[START]

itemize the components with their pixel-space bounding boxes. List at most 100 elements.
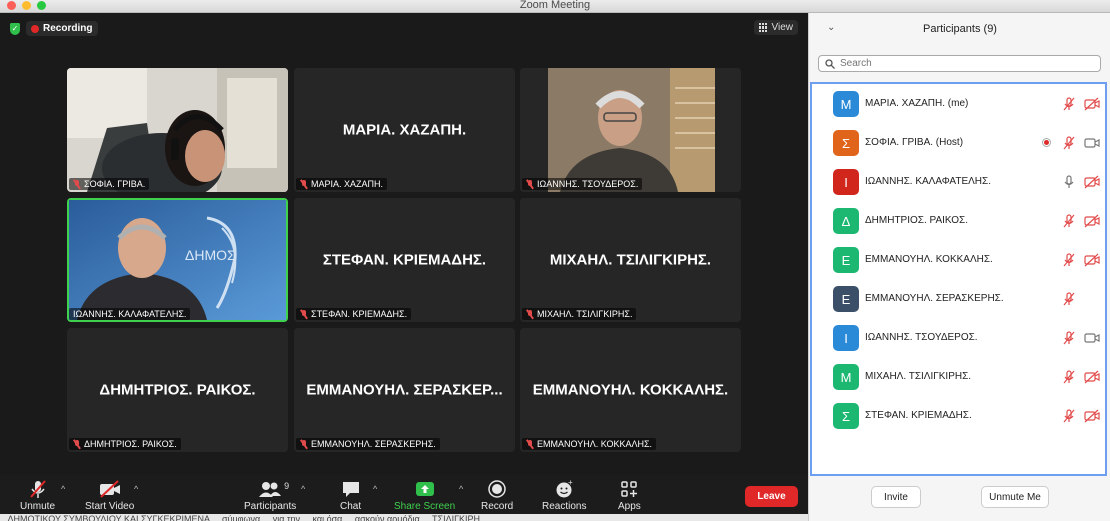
mic-muted-icon bbox=[1062, 409, 1076, 428]
recording-indicator[interactable]: Recording bbox=[26, 21, 99, 36]
camera-off-icon bbox=[98, 479, 122, 499]
reactions-label: Reactions bbox=[542, 501, 587, 512]
participant-row[interactable]: Μ ΜΑΡΙΑ. ΧΑΖΑΠΗ. (me) bbox=[812, 84, 1105, 123]
participant-row[interactable]: Σ ΣΟΦΙΑ. ΓΡΙΒΑ. (Host) bbox=[812, 123, 1105, 162]
participant-name: ΕΜΜΑΝΟΥΗΛ. ΣΕΡΑΣΚΕΡΗΣ. bbox=[865, 293, 1004, 304]
apps-icon bbox=[619, 479, 639, 499]
mic-muted-icon bbox=[526, 309, 534, 319]
record-label: Record bbox=[481, 501, 514, 512]
mic-muted-icon bbox=[526, 439, 534, 449]
shield-icon[interactable]: ✓ bbox=[10, 22, 20, 35]
search-icon bbox=[825, 58, 835, 69]
unmute-button[interactable]: Unmute bbox=[20, 479, 55, 512]
mic-muted-icon bbox=[1062, 331, 1076, 350]
mic-muted-icon bbox=[1062, 97, 1076, 116]
recording-icon bbox=[1042, 138, 1051, 147]
video-tile[interactable]: ΣΟΦΙΑ. ΓΡΙΒΑ. bbox=[67, 68, 288, 192]
video-tile[interactable]: ΜΙΧΑΗΛ. ΤΣΙΛΙΓΚΙΡΗΣ. ΜΙΧΑΗΛ. ΤΣΙΛΙΓΚΙΡΗΣ… bbox=[520, 198, 741, 322]
participant-name: ΕΜΜΑΝΟΥΗΛ. ΚΟΚΚΑΛΗΣ. bbox=[865, 254, 993, 265]
participant-avatar: Ι bbox=[833, 169, 859, 195]
participant-row[interactable]: Ε ΕΜΜΑΝΟΥΗΛ. ΣΕΡΑΣΚΕΡΗΣ. bbox=[812, 279, 1105, 318]
participant-name: ΙΩΑΝΝΗΣ. ΚΑΛΑΦΑΤΕΛΗΣ. bbox=[865, 176, 991, 187]
participant-row[interactable]: Δ ΔΗΜΗΤΡΙΟΣ. ΡΑΙΚΟΣ. bbox=[812, 201, 1105, 240]
mic-muted-icon bbox=[73, 179, 81, 189]
participant-display-name: ΣΤΕΦΑΝ. ΚΡΙΕΜΑΔΗΣ. bbox=[322, 251, 487, 269]
share-options-caret-icon[interactable]: ^ bbox=[459, 484, 463, 494]
participant-search[interactable] bbox=[818, 55, 1101, 72]
camera-off-icon bbox=[1084, 409, 1100, 428]
participant-display-name: ΜΑΡΙΑ. ΧΑΖΑΠΗ. bbox=[342, 121, 467, 139]
video-tile[interactable]: ΕΜΜΑΝΟΥΗΛ. ΚΟΚΚΑΛΗΣ. ΕΜΜΑΝΟΥΗΛ. ΚΟΚΚΑΛΗΣ… bbox=[520, 328, 741, 452]
mic-muted-icon bbox=[1062, 214, 1076, 233]
tile-name-label: ΕΜΜΑΝΟΥΗΛ. ΣΕΡΑΣΚΕΡΗΣ. bbox=[296, 438, 440, 450]
video-tile[interactable]: ΔΗΜΗΤΡΙΟΣ. ΡΑΙΚΟΣ. ΔΗΜΗΤΡΙΟΣ. ΡΑΙΚΟΣ. bbox=[67, 328, 288, 452]
start-video-button[interactable]: Start Video bbox=[85, 479, 134, 512]
participant-video bbox=[520, 68, 741, 192]
record-button[interactable]: Record bbox=[481, 479, 513, 512]
participant-display-name: ΕΜΜΑΝΟΥΗΛ. ΣΕΡΑΣΚΕΡ... bbox=[306, 381, 503, 399]
share-screen-button[interactable]: Share Screen bbox=[394, 479, 455, 512]
leave-button[interactable]: Leave bbox=[745, 486, 798, 507]
camera-off-icon bbox=[1084, 214, 1100, 233]
view-button[interactable]: View bbox=[753, 20, 798, 35]
chat-options-caret-icon[interactable]: ^ bbox=[373, 484, 377, 494]
participant-avatar: Μ bbox=[833, 364, 859, 390]
meeting-area: ✓ Recording View ΣΟΦΙΑ. ΓΡΙΒΑ. ΜΑΡΙΑ. ΧΑ… bbox=[0, 13, 808, 475]
participant-name: ΔΗΜΗΤΡΙΟΣ. ΡΑΙΚΟΣ. bbox=[865, 215, 969, 226]
tile-name-label: ΣΟΦΙΑ. ΓΡΙΒΑ. bbox=[69, 178, 150, 190]
participants-panel: ⌄ Participants (9) ΜΜΑΡΙΑ. ΧΑΖΑΠΗ. (me)Σ… bbox=[808, 13, 1110, 521]
unmute-me-button[interactable]: Unmute Me bbox=[981, 486, 1049, 508]
mic-muted-icon bbox=[1062, 292, 1076, 311]
start-video-label: Start Video bbox=[85, 501, 135, 512]
smiley-plus-icon: + bbox=[554, 479, 574, 499]
svg-text:ΔΗΜΟΣ: ΔΗΜΟΣ bbox=[185, 247, 236, 263]
participant-display-name: ΜΙΧΑΗΛ. ΤΣΙΛΙΓΚΙΡΗΣ. bbox=[549, 251, 712, 269]
participant-list: Μ ΜΑΡΙΑ. ΧΑΖΑΠΗ. (me) Σ ΣΟΦΙΑ. ΓΡΙΒΑ. (Host… bbox=[810, 82, 1107, 476]
participant-row[interactable]: Ε ΕΜΜΑΝΟΥΗΛ. ΚΟΚΚΑΛΗΣ. bbox=[812, 240, 1105, 279]
grid-icon bbox=[758, 23, 768, 32]
tile-name: ΜΑΡΙΑ. ΧΑΖΑΠΗ. bbox=[311, 179, 384, 189]
participant-row[interactable]: Σ ΣΤΕΦΑΝ. ΚΡΙΕΜΑΔΗΣ. bbox=[812, 396, 1105, 435]
participant-row[interactable]: Μ ΜΙΧΑΗΛ. ΤΣΙΛΙΓΚΙΡΗΣ. bbox=[812, 357, 1105, 396]
participants-count: 9 bbox=[284, 481, 290, 491]
mic-muted-icon bbox=[300, 309, 308, 319]
participants-options-caret-icon[interactable]: ^ bbox=[301, 484, 305, 494]
mic-muted-icon bbox=[300, 439, 308, 449]
video-tile[interactable]: ΕΜΜΑΝΟΥΗΛ. ΣΕΡΑΣΚΕΡ... ΕΜΜΑΝΟΥΗΛ. ΣΕΡΑΣΚ… bbox=[294, 328, 515, 452]
mic-muted-icon bbox=[1062, 136, 1076, 155]
audio-options-caret-icon[interactable]: ^ bbox=[61, 484, 65, 494]
record-icon bbox=[487, 479, 507, 499]
invite-button[interactable]: Invite bbox=[871, 486, 921, 508]
view-label: View bbox=[771, 22, 794, 33]
participant-avatar: Μ bbox=[833, 91, 859, 117]
chat-button[interactable]: Chat bbox=[340, 479, 361, 512]
participants-button[interactable]: 9 Participants bbox=[244, 479, 296, 512]
tile-name: ΕΜΜΑΝΟΥΗΛ. ΚΟΚΚΑΛΗΣ. bbox=[537, 439, 653, 449]
reactions-button[interactable]: + Reactions bbox=[542, 479, 586, 512]
participant-avatar: Σ bbox=[833, 130, 859, 156]
participant-row[interactable]: Ι ΙΩΑΝΝΗΣ. ΚΑΛΑΦΑΤΕΛΗΣ. bbox=[812, 162, 1105, 201]
participant-avatar: Ε bbox=[833, 247, 859, 273]
participant-avatar: Ε bbox=[833, 286, 859, 312]
tile-name: ΣΟΦΙΑ. ΓΡΙΒΑ. bbox=[84, 179, 146, 189]
record-dot-icon bbox=[31, 24, 39, 33]
mic-muted-icon bbox=[300, 179, 308, 189]
mic-muted-icon bbox=[28, 479, 48, 499]
chat-label: Chat bbox=[340, 501, 362, 512]
camera-off-icon bbox=[1084, 97, 1100, 116]
mic-icon bbox=[1062, 175, 1076, 194]
search-input[interactable] bbox=[840, 58, 1080, 69]
video-tile[interactable]: ΣΤΕΦΑΝ. ΚΡΙΕΜΑΔΗΣ. ΣΤΕΦΑΝ. ΚΡΙΕΜΑΔΗΣ. bbox=[294, 198, 515, 322]
background-window-text: ...ΔΗΜΟΤΙΚΟΥ ΣΥΜΒΟΥΛΙΟΥ ΚΑΙ ΣΥΓΚΕΚΡΙΜΕΝΑ… bbox=[0, 514, 808, 521]
apps-button[interactable]: Apps bbox=[618, 479, 641, 512]
video-tile-active-speaker[interactable]: ΔΗΜΟΣ ΙΩΑΝΝΗΣ. ΚΑΛΑΦΑΤΕΛΗΣ. bbox=[67, 198, 288, 322]
participants-label: Participants bbox=[244, 501, 297, 512]
video-options-caret-icon[interactable]: ^ bbox=[134, 484, 138, 494]
video-tile[interactable]: ΜΑΡΙΑ. ΧΑΖΑΠΗ. ΜΑΡΙΑ. ΧΑΖΑΠΗ. bbox=[294, 68, 515, 192]
mic-muted-icon bbox=[526, 179, 534, 189]
svg-text:+: + bbox=[568, 479, 573, 487]
video-tile[interactable]: ΙΩΑΝΝΗΣ. ΤΣΟΥΔΕΡΟΣ. bbox=[520, 68, 741, 192]
participant-row[interactable]: Ι ΙΩΑΝΝΗΣ. ΤΣΟΥΔΕΡΟΣ. bbox=[812, 318, 1105, 357]
tile-name: ΣΤΕΦΑΝ. ΚΡΙΕΜΑΔΗΣ. bbox=[311, 309, 408, 319]
camera-icon bbox=[1084, 136, 1100, 155]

[END]

Written request.
Can you repeat, word for word and nothing else, the lines of the records between the one holding "mic-muted-icon bbox=[1062, 409, 1076, 428]" and the one holding "reactions-label: Reactions bbox=[542, 501, 587, 512]", inclusive?

Worked solution.
mic-muted-icon bbox=[1062, 409, 1076, 428]
recording-indicator[interactable]: Recording bbox=[26, 21, 99, 36]
camera-off-icon bbox=[98, 479, 122, 499]
reactions-label: Reactions bbox=[542, 501, 587, 512]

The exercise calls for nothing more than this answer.